# start of INFORMATION SHOWN

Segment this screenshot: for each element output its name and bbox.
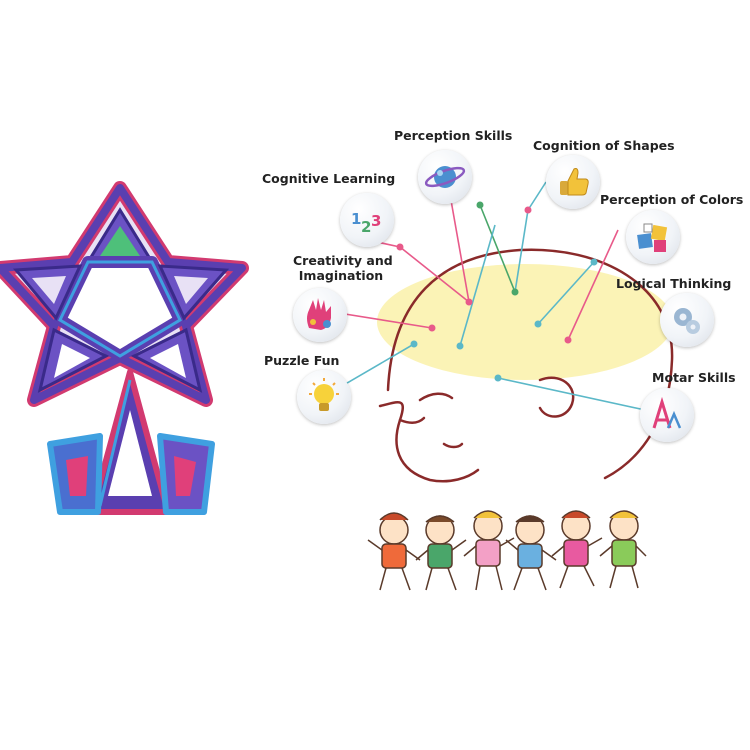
label-puzzle-fun: Puzzle Fun [264,353,340,368]
color-cubes-icon [626,210,680,264]
label-cognition-of-shapes: Cognition of Shapes [533,138,675,153]
label-perception-skills: Perception Skills [394,128,513,143]
light-bulb-icon [297,370,351,424]
label-perception-of-colors: Perception of Colors [600,192,744,207]
children-row [367,510,647,591]
child-figure-6 [599,510,647,589]
child-figure-1 [367,512,421,591]
brain-highlight [377,264,673,380]
child-figure-3 [463,510,515,591]
label-creativity-line1: Creativity and [293,253,393,268]
label-logical-thinking: Logical Thinking [616,276,732,291]
planet-icon [418,150,472,204]
child-figure-2 [415,515,467,591]
letters-icon [640,388,694,442]
child-figure-5 [551,510,603,589]
label-creativity-line2: Imagination [298,268,384,283]
magnetic-tile-star [0,181,249,407]
svg-text:3: 3 [371,212,381,230]
label-motar-skills: Motar Skills [652,370,736,385]
child-figure-4 [505,515,557,591]
magnetic-tile-pyramid [47,369,215,515]
label-creativity-and-imagination: Creativity and Imagination [293,253,393,283]
label-cognitive-learning: Cognitive Learning [262,171,396,186]
svg-text:2: 2 [361,218,371,236]
painted-hand-icon [293,288,347,342]
thumbs-up-icon [546,155,600,209]
svg-text:1: 1 [351,210,361,228]
connector-dots [396,201,598,382]
gears-icon [660,293,714,347]
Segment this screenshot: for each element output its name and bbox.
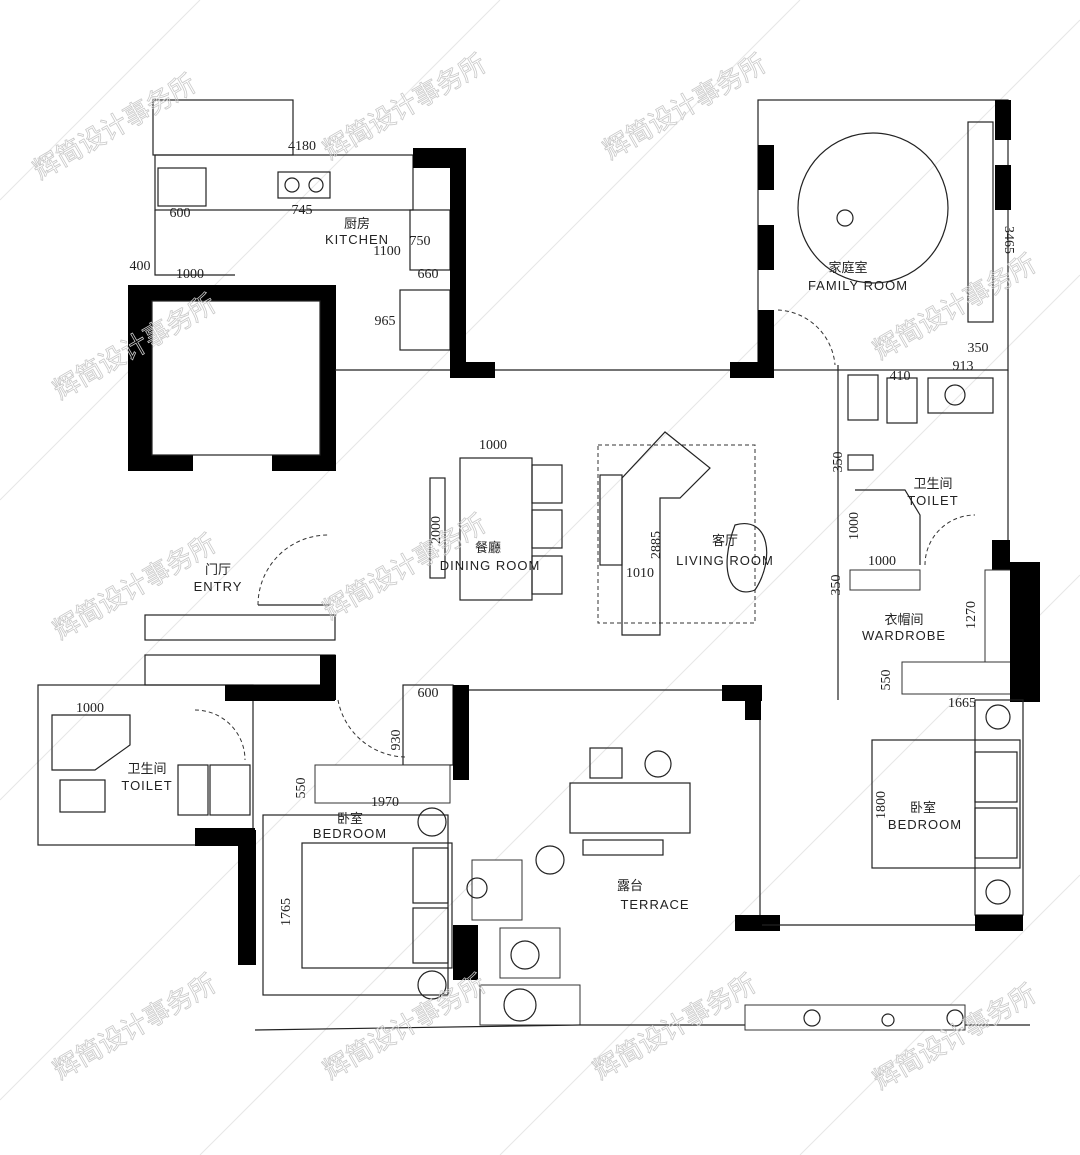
dim-410: 410 [890,369,911,384]
toilet-left-icon [59,779,106,813]
dining-area [429,457,563,601]
terrace-table-icon [569,782,691,834]
dim-350-low: 350 [829,575,844,596]
terrace-label-en: TERRACE [620,897,689,912]
dim-1000-kitchen: 1000 [176,267,204,282]
dim-1100: 1100 [373,244,400,259]
watermark-8: 辉简设计事务所 [319,969,492,1086]
dim-1665: 1665 [948,696,976,711]
dim-350-mid: 350 [831,452,846,473]
entry-label-en: ENTRY [194,579,243,594]
dim-550-left: 550 [294,778,309,799]
fridge-icon [399,289,451,351]
family-room-label-cn: 家庭室 [828,260,867,276]
watermark-10: 辉简设计事务所 [869,979,1042,1096]
dining-label-cn: 餐廳 [475,540,501,556]
wardrobe-label-cn: 衣帽间 [884,612,923,628]
watermark-9: 辉简设计事务所 [589,969,762,1086]
dim-600-kitchen: 600 [170,206,191,221]
kitchen-label-cn: 厨房 [344,216,370,232]
plant-icon-3 [503,988,537,1022]
coffee-table-icon [726,522,768,593]
bedroom-right-label-cn: 卧室 [910,800,936,816]
dining-label-en: DINING ROOM [440,558,541,573]
round-rug-icon [797,132,949,284]
bedroom-right-area [762,699,1024,931]
dim-745: 745 [292,203,313,218]
terrace-label-cn: 露台 [617,879,643,894]
dim-750: 750 [410,234,431,249]
dim-1000-toilet: 1000 [76,701,104,716]
watermark-3: 辉简设计事务所 [599,49,772,166]
dim-965: 965 [375,314,396,329]
dim-1270: 1270 [964,601,979,629]
dim-4180: 4180 [288,139,316,154]
dim-1970: 1970 [371,795,399,810]
dim-913: 913 [953,359,974,374]
dim-930: 930 [389,730,404,751]
living-area [597,431,768,636]
toilet-right-area [847,374,1010,570]
family-room-area [730,99,1011,378]
dim-350-top: 350 [968,341,989,356]
person-icon [535,845,565,875]
family-room-label-en: FAMILY ROOM [808,278,908,293]
entry-area [128,285,336,700]
wardrobe-label-en: WARDROBE [862,628,946,643]
dim-3465: 3465 [1001,226,1016,254]
toilet-right-label-cn: 卫生间 [913,477,952,492]
wardrobe-area [849,562,1040,702]
living-label-en: LIVING ROOM [676,553,774,568]
outline [335,365,1009,700]
toilet-left-label-cn: 卫生间 [127,762,166,777]
entry-label-cn: 门厅 [205,563,231,578]
watermark-7: 辉简设计事务所 [49,969,222,1086]
dim-1010: 1010 [626,566,654,581]
living-label-cn: 客厅 [712,533,738,549]
kitchen-label-en: KITCHEN [325,232,389,247]
dim-400: 400 [130,259,151,274]
stove-icon [277,171,331,199]
bed-left-icon [301,842,453,969]
dim-1000-vertical: 1000 [847,512,862,540]
bed-right-icon [871,739,1021,869]
dim-550-right: 550 [879,670,894,691]
bedroom-left-area [238,684,454,1000]
dim-1800: 1800 [874,791,889,819]
bedroom-right-label-en: BEDROOM [888,817,962,832]
cabinet-icon [967,121,994,323]
sofa-icon [621,431,711,636]
dim-1765: 1765 [279,898,294,926]
toilet-right-label-en: TOILET [907,493,958,508]
bedroom-left-label-en: BEDROOM [313,826,387,841]
plant-icon-2 [510,940,540,970]
dim-1000-horizontal: 1000 [868,554,896,569]
dim-1000-dining: 1000 [479,438,507,453]
dim-2000: 2000 [429,516,444,544]
toilet-icon [886,377,918,424]
kitchen-area [152,99,495,378]
dim-660: 660 [418,267,439,282]
plant-icon [466,877,488,899]
dim-600-bedroom: 600 [418,686,439,701]
terrace-area [254,685,1030,1031]
watermark-11: 辉简设计事务所 [869,249,1042,366]
sink-icon [157,167,207,207]
basin-icon [927,377,994,414]
dim-2885: 2885 [649,531,664,559]
bedroom-left-label-cn: 卧室 [337,811,363,827]
toilet-left-label-en: TOILET [121,778,172,793]
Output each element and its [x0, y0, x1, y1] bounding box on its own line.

# end of INFORMATION SHOWN

▶ [GIVEN REQUEST]:
Rewrite only the entries from the line containing "dim-410: 410 [890,369,911,384]" through the line containing "dim-350-mid: 350 [831,452,846,473]", changing "icon" to "symbol" everywhere in them and keeping all other text the same.

▶ [THE COMPLETED TASK]:
dim-410: 410 [890,369,911,384]
toilet-left-symbol [59,779,106,813]
dining-area [429,457,563,601]
terrace-table-symbol [569,782,691,834]
dim-350-low: 350 [829,575,844,596]
terrace-label-en: TERRACE [620,897,689,912]
dim-1000-kitchen: 1000 [176,267,204,282]
dim-1100: 1100 [373,244,400,259]
watermark-8: 辉简设计事务所 [319,969,492,1086]
dim-1665: 1665 [948,696,976,711]
dim-350-mid: 350 [831,452,846,473]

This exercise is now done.